**Given request:** Please go through the data below and keep only the lines that contain the string "ngonchanges".

-------- Extracted records

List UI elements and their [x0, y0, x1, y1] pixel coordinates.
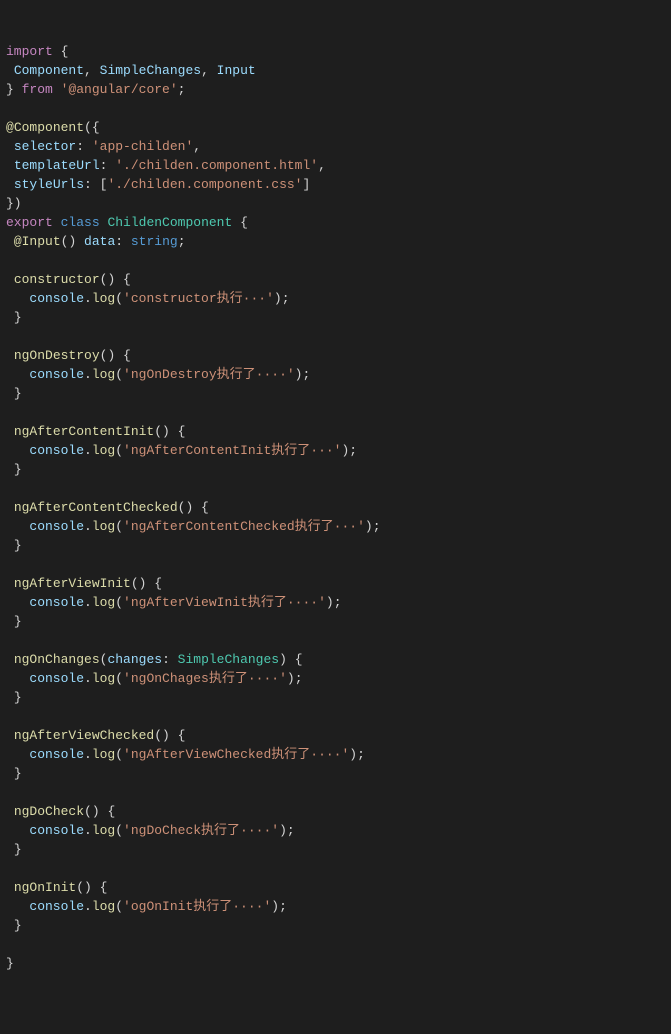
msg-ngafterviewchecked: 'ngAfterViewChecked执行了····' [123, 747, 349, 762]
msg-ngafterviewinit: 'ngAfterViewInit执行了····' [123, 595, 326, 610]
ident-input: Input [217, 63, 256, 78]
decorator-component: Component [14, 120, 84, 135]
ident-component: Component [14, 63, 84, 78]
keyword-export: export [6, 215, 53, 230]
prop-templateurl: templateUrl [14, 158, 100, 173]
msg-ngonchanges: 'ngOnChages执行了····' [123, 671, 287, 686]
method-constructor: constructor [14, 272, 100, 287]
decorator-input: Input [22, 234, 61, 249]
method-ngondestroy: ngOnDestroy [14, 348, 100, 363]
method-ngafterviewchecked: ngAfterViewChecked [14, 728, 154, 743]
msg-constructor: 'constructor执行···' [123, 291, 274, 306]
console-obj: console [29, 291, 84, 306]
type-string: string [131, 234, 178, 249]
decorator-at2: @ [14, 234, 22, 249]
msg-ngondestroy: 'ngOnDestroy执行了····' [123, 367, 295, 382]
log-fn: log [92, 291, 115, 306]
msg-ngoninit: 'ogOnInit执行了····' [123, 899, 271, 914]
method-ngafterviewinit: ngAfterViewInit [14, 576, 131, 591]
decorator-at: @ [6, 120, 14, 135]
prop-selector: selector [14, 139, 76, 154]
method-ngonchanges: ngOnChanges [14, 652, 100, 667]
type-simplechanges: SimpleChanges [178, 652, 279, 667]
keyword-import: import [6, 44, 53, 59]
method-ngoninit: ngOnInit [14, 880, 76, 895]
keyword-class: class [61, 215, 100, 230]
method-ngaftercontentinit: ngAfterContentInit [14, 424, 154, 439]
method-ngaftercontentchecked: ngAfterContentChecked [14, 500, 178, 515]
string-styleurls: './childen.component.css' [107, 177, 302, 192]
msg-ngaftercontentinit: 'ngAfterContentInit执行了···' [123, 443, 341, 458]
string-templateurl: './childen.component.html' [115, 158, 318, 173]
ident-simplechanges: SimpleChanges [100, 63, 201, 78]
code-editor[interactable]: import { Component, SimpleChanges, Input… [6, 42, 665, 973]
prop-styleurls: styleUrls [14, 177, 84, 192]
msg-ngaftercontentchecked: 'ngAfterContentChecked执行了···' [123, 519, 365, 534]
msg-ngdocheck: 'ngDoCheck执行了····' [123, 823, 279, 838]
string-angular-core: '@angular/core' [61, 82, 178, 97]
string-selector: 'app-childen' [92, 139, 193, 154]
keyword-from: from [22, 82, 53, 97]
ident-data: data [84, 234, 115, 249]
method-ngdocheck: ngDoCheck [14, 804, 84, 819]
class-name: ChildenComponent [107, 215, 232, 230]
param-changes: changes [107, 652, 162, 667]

----------------
-------- Extracted records

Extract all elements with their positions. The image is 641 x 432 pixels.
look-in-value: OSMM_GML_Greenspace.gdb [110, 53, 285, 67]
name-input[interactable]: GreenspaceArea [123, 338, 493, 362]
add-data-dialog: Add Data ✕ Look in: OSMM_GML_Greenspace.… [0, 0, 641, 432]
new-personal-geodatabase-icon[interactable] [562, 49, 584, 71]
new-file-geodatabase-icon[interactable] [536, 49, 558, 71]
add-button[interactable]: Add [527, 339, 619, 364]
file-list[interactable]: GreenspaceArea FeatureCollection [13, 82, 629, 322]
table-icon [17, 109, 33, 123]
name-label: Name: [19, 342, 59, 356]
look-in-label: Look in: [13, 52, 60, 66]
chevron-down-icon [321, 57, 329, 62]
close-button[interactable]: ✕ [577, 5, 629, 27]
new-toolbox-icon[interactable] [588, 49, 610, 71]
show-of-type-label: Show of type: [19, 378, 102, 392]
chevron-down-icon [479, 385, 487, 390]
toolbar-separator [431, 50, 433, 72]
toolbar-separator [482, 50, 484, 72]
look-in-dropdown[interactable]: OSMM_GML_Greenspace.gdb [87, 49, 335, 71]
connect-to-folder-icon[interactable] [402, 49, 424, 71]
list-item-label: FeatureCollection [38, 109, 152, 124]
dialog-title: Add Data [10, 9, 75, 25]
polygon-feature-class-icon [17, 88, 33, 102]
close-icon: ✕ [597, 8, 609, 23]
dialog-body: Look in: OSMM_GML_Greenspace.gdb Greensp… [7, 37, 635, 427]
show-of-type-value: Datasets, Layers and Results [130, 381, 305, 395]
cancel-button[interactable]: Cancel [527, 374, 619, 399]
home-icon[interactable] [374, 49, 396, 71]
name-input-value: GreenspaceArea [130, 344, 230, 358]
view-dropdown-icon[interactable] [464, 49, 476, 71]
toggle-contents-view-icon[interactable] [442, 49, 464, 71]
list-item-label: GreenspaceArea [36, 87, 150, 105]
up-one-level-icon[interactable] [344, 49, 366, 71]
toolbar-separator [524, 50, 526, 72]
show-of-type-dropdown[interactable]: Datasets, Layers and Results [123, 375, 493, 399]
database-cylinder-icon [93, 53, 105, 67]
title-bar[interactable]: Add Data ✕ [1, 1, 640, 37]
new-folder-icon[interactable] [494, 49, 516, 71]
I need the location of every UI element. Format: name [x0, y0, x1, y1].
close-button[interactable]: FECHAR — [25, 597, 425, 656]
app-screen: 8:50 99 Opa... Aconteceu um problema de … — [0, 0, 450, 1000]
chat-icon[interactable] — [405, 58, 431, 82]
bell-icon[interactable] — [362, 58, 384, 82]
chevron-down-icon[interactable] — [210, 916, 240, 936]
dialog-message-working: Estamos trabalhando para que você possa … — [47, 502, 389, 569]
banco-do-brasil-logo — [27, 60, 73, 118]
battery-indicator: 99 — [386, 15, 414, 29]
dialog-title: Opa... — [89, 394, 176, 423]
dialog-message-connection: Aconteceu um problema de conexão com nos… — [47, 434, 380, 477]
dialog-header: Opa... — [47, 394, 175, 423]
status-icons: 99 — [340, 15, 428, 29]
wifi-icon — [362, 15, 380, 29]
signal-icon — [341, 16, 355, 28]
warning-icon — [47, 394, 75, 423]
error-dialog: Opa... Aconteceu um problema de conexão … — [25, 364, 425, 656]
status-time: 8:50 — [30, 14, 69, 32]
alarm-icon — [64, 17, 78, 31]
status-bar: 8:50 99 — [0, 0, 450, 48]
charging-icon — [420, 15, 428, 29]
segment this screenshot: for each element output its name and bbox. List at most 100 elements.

----------------

**Output for this exercise:**
msg-ngonchanges: 'ngOnChages执行了····' [123, 671, 287, 686]
method-ngonchanges: ngOnChanges [14, 652, 100, 667]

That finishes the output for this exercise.